The request:
All the data below goes into the copy word for word, but the pictures don't.

Provided records:
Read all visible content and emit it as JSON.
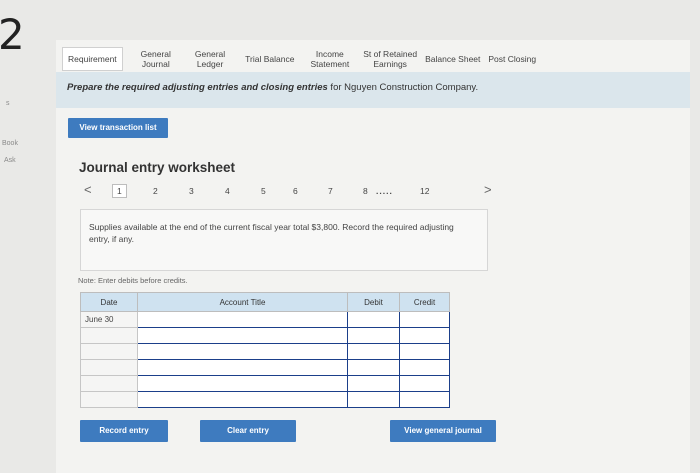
{
  "question_number": "2",
  "side_labels": {
    "mark": "s",
    "book": "Book",
    "ask": "Ask"
  },
  "tabs": [
    {
      "label": "Requirement",
      "active": true
    },
    {
      "label": "General\nJournal",
      "active": false
    },
    {
      "label": "General\nLedger",
      "active": false
    },
    {
      "label": "Trial Balance",
      "active": false
    },
    {
      "label": "Income\nStatement",
      "active": false
    },
    {
      "label": "St of Retained\nEarnings",
      "active": false
    },
    {
      "label": "Balance Sheet",
      "active": false
    },
    {
      "label": "Post Closing",
      "active": false
    }
  ],
  "prompt": {
    "bold": "Prepare the required adjusting entries and closing entries",
    "rest": " for Nguyen Construction Company."
  },
  "view_transactions_label": "View transaction list",
  "worksheet_title": "Journal entry worksheet",
  "pager": {
    "prev": "<",
    "next": ">",
    "pages": [
      "1",
      "2",
      "3",
      "4",
      "5",
      "6",
      "7",
      "8"
    ],
    "ellipsis": ".....",
    "last": "12",
    "current": "1"
  },
  "description": "Supplies available at the end of the current fiscal year total $3,800. Record the required adjusting entry, if any.",
  "note": "Note: Enter debits before credits.",
  "table": {
    "headers": [
      "Date",
      "Account Title",
      "Debit",
      "Credit"
    ],
    "rows": [
      {
        "date": "June 30",
        "account": "",
        "debit": "",
        "credit": ""
      },
      {
        "date": "",
        "account": "",
        "debit": "",
        "credit": ""
      },
      {
        "date": "",
        "account": "",
        "debit": "",
        "credit": ""
      },
      {
        "date": "",
        "account": "",
        "debit": "",
        "credit": ""
      },
      {
        "date": "",
        "account": "",
        "debit": "",
        "credit": ""
      },
      {
        "date": "",
        "account": "",
        "debit": "",
        "credit": ""
      }
    ]
  },
  "buttons": {
    "record": "Record entry",
    "clear": "Clear entry",
    "view_journal": "View general journal"
  },
  "colors": {
    "accent": "#3e7bbf",
    "header_bg": "#cfe2f0",
    "input_border": "#1b3f8a"
  }
}
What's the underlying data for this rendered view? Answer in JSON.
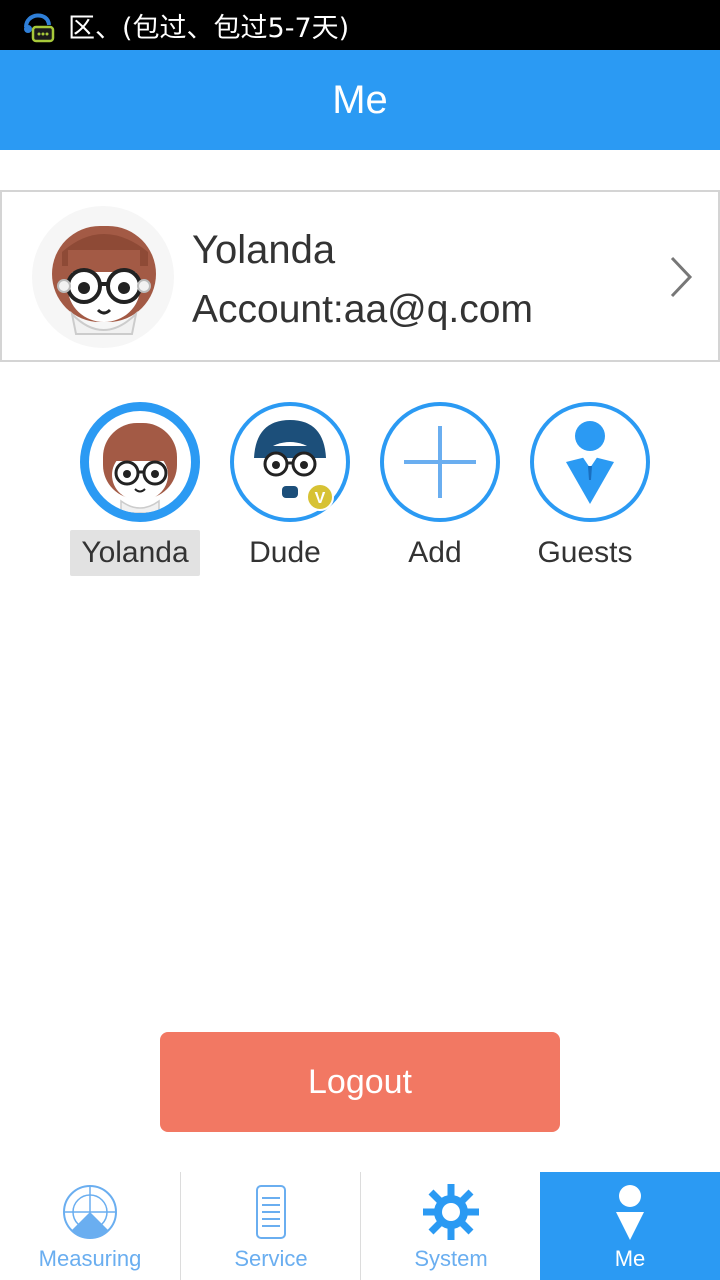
{
  "status_bar": {
    "text": "区、(包过、包过5-7天)"
  },
  "header": {
    "title": "Me"
  },
  "profile": {
    "name": "Yolanda",
    "account": "Account:aa@q.com"
  },
  "members": [
    {
      "label": "Yolanda",
      "selected": true
    },
    {
      "label": "Dude",
      "badge": "V"
    },
    {
      "label": "Add"
    },
    {
      "label": "Guests"
    }
  ],
  "logout_label": "Logout",
  "bottom_nav": [
    {
      "label": "Measuring",
      "icon": "radar-icon"
    },
    {
      "label": "Service",
      "icon": "document-icon"
    },
    {
      "label": "System",
      "icon": "gear-icon"
    },
    {
      "label": "Me",
      "icon": "person-icon",
      "active": true
    }
  ],
  "colors": {
    "primary": "#2b9af3",
    "logout": "#f27863",
    "nav_inactive": "#6aaef0"
  }
}
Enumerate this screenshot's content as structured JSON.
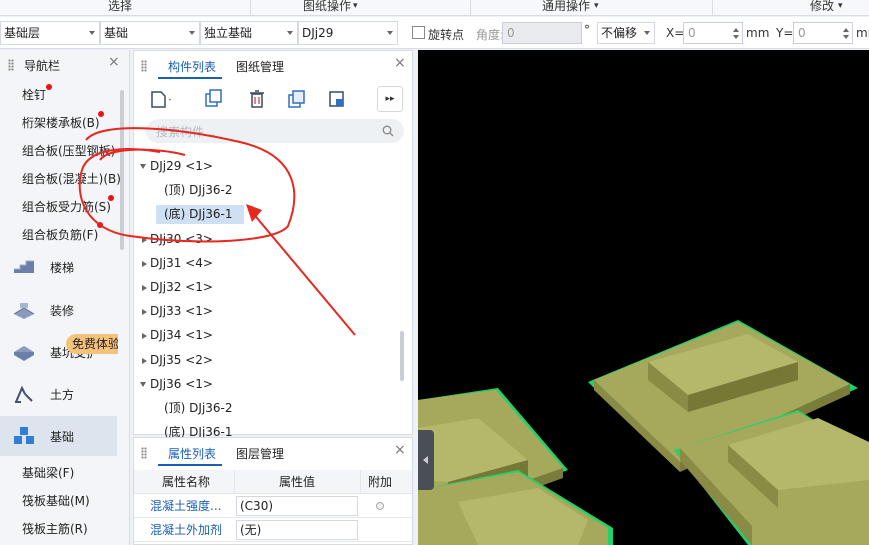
{
  "ribbon": {
    "groups": [
      "选择",
      "图纸操作",
      "通用操作",
      "修改"
    ]
  },
  "toolbar": {
    "floor_combo": "基础层",
    "category_combo": "基础",
    "type_combo": "独立基础",
    "component_combo": "DJj29",
    "rotate_point_label": "旋转点",
    "angle_label": "角度:",
    "angle_value": "0",
    "degree_unit": "°",
    "offset_combo": "不偏移",
    "x_label": "X=",
    "x_value": "0",
    "x_unit": "mm",
    "y_label": "Y=",
    "y_value": "0",
    "y_unit": "mm"
  },
  "nav": {
    "title": "导航栏",
    "close_glyph": "×",
    "items_top": [
      "栓钉",
      "桁架楼承板(B)",
      "组合板(压型钢板)",
      "组合板(混凝土)(B)",
      "组合板受力筋(S)",
      "组合板负筋(F)"
    ],
    "categories": [
      "楼梯",
      "装修",
      "基坑支护",
      "土方",
      "基础"
    ],
    "active_category": "基础",
    "items_bottom": [
      "基础梁(F)",
      "筏板基础(M)",
      "筏板主筋(R)"
    ],
    "trial_badge": "免费体验"
  },
  "component_list": {
    "tabs": [
      "构件列表",
      "图纸管理"
    ],
    "active_tab": "构件列表",
    "close_glyph": "×",
    "search_placeholder": "搜索构件...",
    "tree": [
      {
        "label": "DJj29 <1>",
        "level": 0,
        "expanded": true
      },
      {
        "label": "(顶) DJj36-2",
        "level": 1
      },
      {
        "label": "(底) DJj36-1",
        "level": 1,
        "selected": true
      },
      {
        "label": "DJj30 <3>",
        "level": 0,
        "expanded": false
      },
      {
        "label": "DJj31 <4>",
        "level": 0,
        "expanded": false
      },
      {
        "label": "DJj32 <1>",
        "level": 0,
        "expanded": false
      },
      {
        "label": "DJj33 <1>",
        "level": 0,
        "expanded": false
      },
      {
        "label": "DJj34 <1>",
        "level": 0,
        "expanded": false
      },
      {
        "label": "DJj35 <2>",
        "level": 0,
        "expanded": false
      },
      {
        "label": "DJj36 <1>",
        "level": 0,
        "expanded": true
      },
      {
        "label": "(顶) DJj36-2",
        "level": 1
      },
      {
        "label": "(底) DJj36-1",
        "level": 1
      }
    ]
  },
  "properties": {
    "tabs": [
      "属性列表",
      "图层管理"
    ],
    "active_tab": "属性列表",
    "close_glyph": "×",
    "headers": [
      "属性名称",
      "属性值",
      "附加"
    ],
    "rows": [
      {
        "name": "混凝土强度...",
        "value": "(C30)"
      },
      {
        "name": "混凝土外加剂",
        "value": "(无)"
      }
    ]
  },
  "colors": {
    "accent": "#1a5fb4",
    "footing_top": "#a6a95c",
    "footing_side": "#8a8c45",
    "footing_edge": "#1fd36a",
    "annotation_red": "#e8281e"
  }
}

Solution to the exercise:
Read all visible content and emit it as JSON.
{
  "question_number": "2",
  "side_labels": {
    "mark": "s",
    "book": "Book",
    "ask": "Ask"
  },
  "tabs": [
    {
      "label": "Requirement",
      "active": true
    },
    {
      "label": "General\nJournal",
      "active": false
    },
    {
      "label": "General\nLedger",
      "active": false
    },
    {
      "label": "Trial Balance",
      "active": false
    },
    {
      "label": "Income\nStatement",
      "active": false
    },
    {
      "label": "St of Retained\nEarnings",
      "active": false
    },
    {
      "label": "Balance Sheet",
      "active": false
    },
    {
      "label": "Post Closing",
      "active": false
    }
  ],
  "prompt": {
    "bold": "Prepare the required adjusting entries and closing entries",
    "rest": " for Nguyen Construction Company."
  },
  "view_transactions_label": "View transaction list",
  "worksheet_title": "Journal entry worksheet",
  "pager": {
    "prev": "<",
    "next": ">",
    "pages": [
      "1",
      "2",
      "3",
      "4",
      "5",
      "6",
      "7",
      "8"
    ],
    "ellipsis": ".....",
    "last": "12",
    "current": "1"
  },
  "description": "Supplies available at the end of the current fiscal year total $3,800. Record the required adjusting entry, if any.",
  "note": "Note: Enter debits before credits.",
  "table": {
    "headers": [
      "Date",
      "Account Title",
      "Debit",
      "Credit"
    ],
    "rows": [
      {
        "date": "June 30",
        "account": "",
        "debit": "",
        "credit": ""
      },
      {
        "date": "",
        "account": "",
        "debit": "",
        "credit": ""
      },
      {
        "date": "",
        "account": "",
        "debit": "",
        "credit": ""
      },
      {
        "date": "",
        "account": "",
        "debit": "",
        "credit": ""
      },
      {
        "date": "",
        "account": "",
        "debit": "",
        "credit": ""
      },
      {
        "date": "",
        "account": "",
        "debit": "",
        "credit": ""
      }
    ]
  },
  "buttons": {
    "record": "Record entry",
    "clear": "Clear entry",
    "view_journal": "View general journal"
  },
  "colors": {
    "accent": "#3e7bbf",
    "header_bg": "#cfe2f0",
    "input_border": "#1b3f8a"
  }
}
What's the underlying data for this rendered view? Answer in JSON.
{
  "status_bar": {
    "text": "区、(包过、包过5-7天)"
  },
  "header": {
    "title": "Me"
  },
  "profile": {
    "name": "Yolanda",
    "account": "Account:aa@q.com"
  },
  "members": [
    {
      "label": "Yolanda",
      "selected": true
    },
    {
      "label": "Dude",
      "badge": "V"
    },
    {
      "label": "Add"
    },
    {
      "label": "Guests"
    }
  ],
  "logout_label": "Logout",
  "bottom_nav": [
    {
      "label": "Measuring",
      "icon": "radar-icon"
    },
    {
      "label": "Service",
      "icon": "document-icon"
    },
    {
      "label": "System",
      "icon": "gear-icon"
    },
    {
      "label": "Me",
      "icon": "person-icon",
      "active": true
    }
  ],
  "colors": {
    "primary": "#2b9af3",
    "logout": "#f27863",
    "nav_inactive": "#6aaef0"
  }
}
Enumerate this screenshot's content as structured JSON.
{
  "ribbon": {
    "groups": [
      "选择",
      "图纸操作",
      "通用操作",
      "修改"
    ]
  },
  "toolbar": {
    "floor_combo": "基础层",
    "category_combo": "基础",
    "type_combo": "独立基础",
    "component_combo": "DJj29",
    "rotate_point_label": "旋转点",
    "angle_label": "角度:",
    "angle_value": "0",
    "degree_unit": "°",
    "offset_combo": "不偏移",
    "x_label": "X=",
    "x_value": "0",
    "x_unit": "mm",
    "y_label": "Y=",
    "y_value": "0",
    "y_unit": "mm"
  },
  "nav": {
    "title": "导航栏",
    "close_glyph": "×",
    "items_top": [
      "栓钉",
      "桁架楼承板(B)",
      "组合板(压型钢板)",
      "组合板(混凝土)(B)",
      "组合板受力筋(S)",
      "组合板负筋(F)"
    ],
    "categories": [
      "楼梯",
      "装修",
      "基坑支护",
      "土方",
      "基础"
    ],
    "active_category": "基础",
    "items_bottom": [
      "基础梁(F)",
      "筏板基础(M)",
      "筏板主筋(R)"
    ],
    "trial_badge": "免费体验"
  },
  "component_list": {
    "tabs": [
      "构件列表",
      "图纸管理"
    ],
    "active_tab": "构件列表",
    "close_glyph": "×",
    "search_placeholder": "搜索构件...",
    "tree": [
      {
        "label": "DJj29 <1>",
        "level": 0,
        "expanded": true
      },
      {
        "label": "(顶) DJj36-2",
        "level": 1
      },
      {
        "label": "(底) DJj36-1",
        "level": 1,
        "selected": true
      },
      {
        "label": "DJj30 <3>",
        "level": 0,
        "expanded": false
      },
      {
        "label": "DJj31 <4>",
        "level": 0,
        "expanded": false
      },
      {
        "label": "DJj32 <1>",
        "level": 0,
        "expanded": false
      },
      {
        "label": "DJj33 <1>",
        "level": 0,
        "expanded": false
      },
      {
        "label": "DJj34 <1>",
        "level": 0,
        "expanded": false
      },
      {
        "label": "DJj35 <2>",
        "level": 0,
        "expanded": false
      },
      {
        "label": "DJj36 <1>",
        "level": 0,
        "expanded": true
      },
      {
        "label": "(顶) DJj36-2",
        "level": 1
      },
      {
        "label": "(底) DJj36-1",
        "level": 1
      }
    ]
  },
  "properties": {
    "tabs": [
      "属性列表",
      "图层管理"
    ],
    "active_tab": "属性列表",
    "close_glyph": "×",
    "headers": [
      "属性名称",
      "属性值",
      "附加"
    ],
    "rows": [
      {
        "name": "混凝土强度...",
        "value": "(C30)"
      },
      {
        "name": "混凝土外加剂",
        "value": "(无)"
      }
    ]
  },
  "colors": {
    "accent": "#1a5fb4",
    "footing_top": "#a6a95c",
    "footing_side": "#8a8c45",
    "footing_edge": "#1fd36a",
    "annotation_red": "#e8281e"
  }
}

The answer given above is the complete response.